• **Your objective**: Print the listing as it stands, omitting all images.

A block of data
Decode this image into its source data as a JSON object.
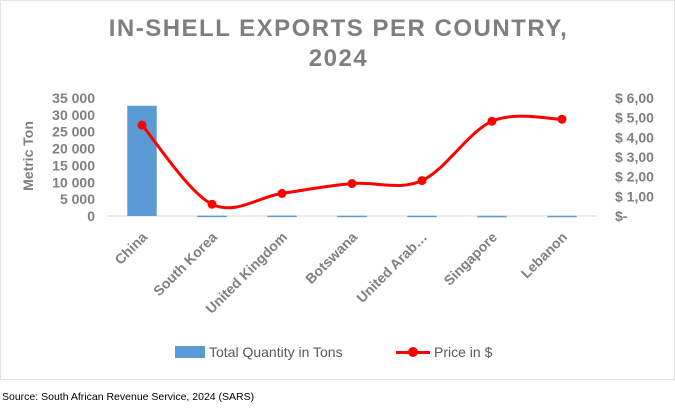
{
  "title_line1": "IN-SHELL EXPORTS PER COUNTRY,",
  "title_line2": "2024",
  "source": "Source: South African Revenue Service, 2024 (SARS)",
  "colors": {
    "bar": "#5b9bd5",
    "line": "#ff0000",
    "text": "#7f7f7f"
  },
  "chart_data": {
    "type": "bar",
    "title": "IN-SHELL EXPORTS PER COUNTRY, 2024",
    "categories": [
      "China",
      "South Korea",
      "United Kingdom",
      "Botswana",
      "United Arab…",
      "Singapore",
      "Lebanon"
    ],
    "ylabel": "Metric Ton",
    "ylim": [
      0,
      35000
    ],
    "yticks": [
      "35 000",
      "30 000",
      "25 000",
      "20 000",
      "15 000",
      "10 000",
      "5 000",
      "0"
    ],
    "y2lim": [
      0,
      6
    ],
    "y2ticks": [
      "$ 6,00",
      "$ 5,00",
      "$ 4,00",
      "$ 3,00",
      "$ 2,00",
      "$ 1,00",
      "$-"
    ],
    "series": [
      {
        "name": "Total Quantity in Tons",
        "type": "bar",
        "axis": "left",
        "values": [
          32700,
          100,
          120,
          90,
          80,
          60,
          70
        ]
      },
      {
        "name": "Price in $",
        "type": "line",
        "axis": "right",
        "smooth": true,
        "values": [
          4.62,
          0.6,
          1.15,
          1.65,
          1.8,
          4.82,
          4.92
        ]
      }
    ],
    "grid": false,
    "legend": "bottom"
  }
}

• **Output for this task**:
Decode this image into its source data as a JSON object.
{
  "title_line1": "IN-SHELL EXPORTS PER COUNTRY,",
  "title_line2": "2024",
  "source": "Source: South African Revenue Service, 2024 (SARS)",
  "colors": {
    "bar": "#5b9bd5",
    "line": "#ff0000",
    "text": "#7f7f7f"
  },
  "chart_data": {
    "type": "bar",
    "title": "IN-SHELL EXPORTS PER COUNTRY, 2024",
    "categories": [
      "China",
      "South Korea",
      "United Kingdom",
      "Botswana",
      "United Arab…",
      "Singapore",
      "Lebanon"
    ],
    "ylabel": "Metric Ton",
    "ylim": [
      0,
      35000
    ],
    "yticks": [
      "35 000",
      "30 000",
      "25 000",
      "20 000",
      "15 000",
      "10 000",
      "5 000",
      "0"
    ],
    "y2lim": [
      0,
      6
    ],
    "y2ticks": [
      "$ 6,00",
      "$ 5,00",
      "$ 4,00",
      "$ 3,00",
      "$ 2,00",
      "$ 1,00",
      "$-"
    ],
    "series": [
      {
        "name": "Total Quantity in Tons",
        "type": "bar",
        "axis": "left",
        "values": [
          32700,
          100,
          120,
          90,
          80,
          60,
          70
        ]
      },
      {
        "name": "Price in $",
        "type": "line",
        "axis": "right",
        "smooth": true,
        "values": [
          4.62,
          0.6,
          1.15,
          1.65,
          1.8,
          4.82,
          4.92
        ]
      }
    ],
    "grid": false,
    "legend": "bottom"
  }
}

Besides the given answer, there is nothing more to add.